Source records:
/---
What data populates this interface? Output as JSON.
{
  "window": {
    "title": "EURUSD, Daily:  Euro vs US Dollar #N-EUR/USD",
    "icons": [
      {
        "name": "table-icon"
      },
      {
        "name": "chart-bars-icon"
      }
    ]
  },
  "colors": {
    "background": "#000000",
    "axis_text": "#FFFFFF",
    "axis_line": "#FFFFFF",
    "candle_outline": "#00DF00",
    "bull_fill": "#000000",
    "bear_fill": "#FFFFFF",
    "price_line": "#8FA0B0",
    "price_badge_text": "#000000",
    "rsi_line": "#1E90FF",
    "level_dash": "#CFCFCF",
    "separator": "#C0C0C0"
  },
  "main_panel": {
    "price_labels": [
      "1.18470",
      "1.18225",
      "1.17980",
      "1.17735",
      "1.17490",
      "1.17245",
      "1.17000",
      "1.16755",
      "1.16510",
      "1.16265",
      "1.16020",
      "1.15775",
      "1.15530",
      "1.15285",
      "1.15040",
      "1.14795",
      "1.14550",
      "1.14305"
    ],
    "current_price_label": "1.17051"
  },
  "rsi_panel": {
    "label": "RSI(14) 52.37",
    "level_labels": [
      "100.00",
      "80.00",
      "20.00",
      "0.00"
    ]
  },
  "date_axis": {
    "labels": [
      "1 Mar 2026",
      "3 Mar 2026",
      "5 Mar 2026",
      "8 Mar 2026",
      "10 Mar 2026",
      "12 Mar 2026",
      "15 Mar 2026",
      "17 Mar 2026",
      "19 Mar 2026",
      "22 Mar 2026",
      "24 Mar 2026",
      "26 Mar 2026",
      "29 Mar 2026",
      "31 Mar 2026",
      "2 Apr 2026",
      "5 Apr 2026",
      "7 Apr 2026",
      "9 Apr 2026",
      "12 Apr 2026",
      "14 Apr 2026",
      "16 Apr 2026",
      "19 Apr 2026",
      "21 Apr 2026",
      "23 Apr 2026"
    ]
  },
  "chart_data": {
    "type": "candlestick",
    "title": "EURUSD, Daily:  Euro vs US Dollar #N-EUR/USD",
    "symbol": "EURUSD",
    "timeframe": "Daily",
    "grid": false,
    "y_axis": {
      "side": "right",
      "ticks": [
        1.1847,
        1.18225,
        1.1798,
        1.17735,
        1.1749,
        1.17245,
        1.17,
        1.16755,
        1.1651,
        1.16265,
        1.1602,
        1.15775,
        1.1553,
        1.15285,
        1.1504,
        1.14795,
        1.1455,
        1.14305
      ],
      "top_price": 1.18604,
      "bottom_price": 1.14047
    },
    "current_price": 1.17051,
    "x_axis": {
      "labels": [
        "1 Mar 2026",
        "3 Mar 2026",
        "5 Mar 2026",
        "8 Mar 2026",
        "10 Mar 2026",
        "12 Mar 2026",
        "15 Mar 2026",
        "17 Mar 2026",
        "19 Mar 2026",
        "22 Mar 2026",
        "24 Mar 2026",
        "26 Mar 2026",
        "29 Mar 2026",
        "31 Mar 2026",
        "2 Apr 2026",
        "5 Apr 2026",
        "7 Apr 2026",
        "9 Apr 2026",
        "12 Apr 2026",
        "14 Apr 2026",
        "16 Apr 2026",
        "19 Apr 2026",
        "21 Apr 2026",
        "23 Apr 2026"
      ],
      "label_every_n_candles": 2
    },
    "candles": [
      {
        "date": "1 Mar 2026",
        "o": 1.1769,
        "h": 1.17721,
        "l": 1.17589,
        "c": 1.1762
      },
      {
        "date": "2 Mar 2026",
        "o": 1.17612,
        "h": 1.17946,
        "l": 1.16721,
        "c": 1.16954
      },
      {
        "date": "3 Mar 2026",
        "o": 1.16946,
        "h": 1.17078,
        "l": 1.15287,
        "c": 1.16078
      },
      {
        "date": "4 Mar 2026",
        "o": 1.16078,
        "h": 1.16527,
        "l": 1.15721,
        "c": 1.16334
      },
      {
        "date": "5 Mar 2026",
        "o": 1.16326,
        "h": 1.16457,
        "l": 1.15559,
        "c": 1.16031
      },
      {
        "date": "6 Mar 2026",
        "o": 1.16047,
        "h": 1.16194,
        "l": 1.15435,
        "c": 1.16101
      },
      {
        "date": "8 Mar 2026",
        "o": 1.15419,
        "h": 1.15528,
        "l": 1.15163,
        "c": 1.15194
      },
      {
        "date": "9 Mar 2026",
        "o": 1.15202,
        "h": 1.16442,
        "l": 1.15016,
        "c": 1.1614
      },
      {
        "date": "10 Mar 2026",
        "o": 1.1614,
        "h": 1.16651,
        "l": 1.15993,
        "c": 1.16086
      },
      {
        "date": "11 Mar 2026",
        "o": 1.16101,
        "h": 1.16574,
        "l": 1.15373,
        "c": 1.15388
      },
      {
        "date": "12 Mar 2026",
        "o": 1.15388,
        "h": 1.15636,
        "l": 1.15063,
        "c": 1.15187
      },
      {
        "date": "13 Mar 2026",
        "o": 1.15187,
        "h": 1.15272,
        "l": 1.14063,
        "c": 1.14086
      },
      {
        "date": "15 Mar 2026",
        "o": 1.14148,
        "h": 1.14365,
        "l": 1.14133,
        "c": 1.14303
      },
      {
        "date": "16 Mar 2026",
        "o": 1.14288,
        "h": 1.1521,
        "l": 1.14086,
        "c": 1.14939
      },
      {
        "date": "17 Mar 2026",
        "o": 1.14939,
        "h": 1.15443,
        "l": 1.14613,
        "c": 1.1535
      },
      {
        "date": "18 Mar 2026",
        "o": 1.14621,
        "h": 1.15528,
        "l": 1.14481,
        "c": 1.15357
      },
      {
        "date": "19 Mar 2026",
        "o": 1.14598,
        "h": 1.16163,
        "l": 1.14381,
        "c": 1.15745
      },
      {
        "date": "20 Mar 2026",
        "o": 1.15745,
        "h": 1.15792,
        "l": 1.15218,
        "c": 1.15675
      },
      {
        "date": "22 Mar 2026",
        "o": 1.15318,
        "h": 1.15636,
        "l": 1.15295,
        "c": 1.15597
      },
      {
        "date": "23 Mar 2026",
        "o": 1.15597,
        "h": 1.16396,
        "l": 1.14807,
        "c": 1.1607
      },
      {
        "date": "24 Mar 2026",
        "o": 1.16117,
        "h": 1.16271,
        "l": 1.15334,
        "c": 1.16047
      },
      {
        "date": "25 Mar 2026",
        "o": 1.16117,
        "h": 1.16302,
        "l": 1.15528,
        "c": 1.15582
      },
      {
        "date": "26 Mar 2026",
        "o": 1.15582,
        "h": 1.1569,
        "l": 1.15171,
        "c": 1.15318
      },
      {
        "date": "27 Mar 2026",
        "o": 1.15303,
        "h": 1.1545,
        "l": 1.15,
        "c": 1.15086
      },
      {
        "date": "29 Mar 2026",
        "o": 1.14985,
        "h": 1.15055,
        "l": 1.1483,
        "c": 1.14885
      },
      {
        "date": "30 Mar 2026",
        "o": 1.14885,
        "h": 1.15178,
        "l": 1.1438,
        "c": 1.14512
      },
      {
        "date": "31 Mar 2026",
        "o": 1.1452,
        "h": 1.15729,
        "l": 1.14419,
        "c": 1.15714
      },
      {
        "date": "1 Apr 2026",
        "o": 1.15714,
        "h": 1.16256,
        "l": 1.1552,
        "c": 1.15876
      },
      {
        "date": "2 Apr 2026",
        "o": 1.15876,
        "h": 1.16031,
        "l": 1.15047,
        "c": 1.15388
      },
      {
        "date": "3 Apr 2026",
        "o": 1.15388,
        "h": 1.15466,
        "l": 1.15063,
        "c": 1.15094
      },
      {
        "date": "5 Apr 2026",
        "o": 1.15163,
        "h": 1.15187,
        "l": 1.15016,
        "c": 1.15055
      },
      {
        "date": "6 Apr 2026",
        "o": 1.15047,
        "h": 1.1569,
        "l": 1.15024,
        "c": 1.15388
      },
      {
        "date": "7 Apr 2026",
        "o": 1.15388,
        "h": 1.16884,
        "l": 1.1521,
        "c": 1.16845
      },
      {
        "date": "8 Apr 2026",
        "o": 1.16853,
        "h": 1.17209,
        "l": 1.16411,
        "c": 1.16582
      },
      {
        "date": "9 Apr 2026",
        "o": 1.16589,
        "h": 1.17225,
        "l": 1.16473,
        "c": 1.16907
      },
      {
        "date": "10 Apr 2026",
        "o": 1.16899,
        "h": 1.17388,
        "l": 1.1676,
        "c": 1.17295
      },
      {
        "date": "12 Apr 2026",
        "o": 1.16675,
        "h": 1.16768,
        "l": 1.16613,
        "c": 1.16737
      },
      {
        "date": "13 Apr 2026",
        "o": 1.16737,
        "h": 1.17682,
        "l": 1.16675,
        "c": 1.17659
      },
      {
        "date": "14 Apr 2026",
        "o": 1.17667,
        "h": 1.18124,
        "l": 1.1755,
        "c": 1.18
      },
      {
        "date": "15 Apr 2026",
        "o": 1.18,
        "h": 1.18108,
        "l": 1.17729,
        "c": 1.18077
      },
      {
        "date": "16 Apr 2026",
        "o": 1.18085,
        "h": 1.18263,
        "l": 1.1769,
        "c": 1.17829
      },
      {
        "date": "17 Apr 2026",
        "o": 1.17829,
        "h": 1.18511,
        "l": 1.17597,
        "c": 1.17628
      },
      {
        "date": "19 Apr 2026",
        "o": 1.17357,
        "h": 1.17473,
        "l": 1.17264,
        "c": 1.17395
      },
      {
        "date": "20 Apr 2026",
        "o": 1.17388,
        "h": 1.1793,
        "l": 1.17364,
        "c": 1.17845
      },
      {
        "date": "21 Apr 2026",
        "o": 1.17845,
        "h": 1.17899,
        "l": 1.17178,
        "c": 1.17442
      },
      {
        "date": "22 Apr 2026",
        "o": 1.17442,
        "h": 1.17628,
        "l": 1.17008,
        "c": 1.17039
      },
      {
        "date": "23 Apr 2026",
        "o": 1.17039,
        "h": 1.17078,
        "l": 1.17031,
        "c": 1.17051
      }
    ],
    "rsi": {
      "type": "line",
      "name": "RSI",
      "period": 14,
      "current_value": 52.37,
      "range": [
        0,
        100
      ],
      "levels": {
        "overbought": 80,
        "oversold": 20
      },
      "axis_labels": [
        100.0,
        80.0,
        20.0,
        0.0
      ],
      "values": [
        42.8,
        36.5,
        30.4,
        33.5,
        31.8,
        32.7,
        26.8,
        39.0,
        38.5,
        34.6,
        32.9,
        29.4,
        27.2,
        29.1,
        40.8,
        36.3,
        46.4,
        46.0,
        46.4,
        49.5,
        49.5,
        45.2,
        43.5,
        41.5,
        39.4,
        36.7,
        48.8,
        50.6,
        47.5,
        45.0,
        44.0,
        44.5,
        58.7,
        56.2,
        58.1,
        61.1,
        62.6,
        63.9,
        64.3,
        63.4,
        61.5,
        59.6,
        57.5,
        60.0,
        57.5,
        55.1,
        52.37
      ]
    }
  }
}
\---
Exercise objective: Examine the listing and say how many of its lines contain the string "FFFFFF". Give the number alone.

Result for this exercise: 3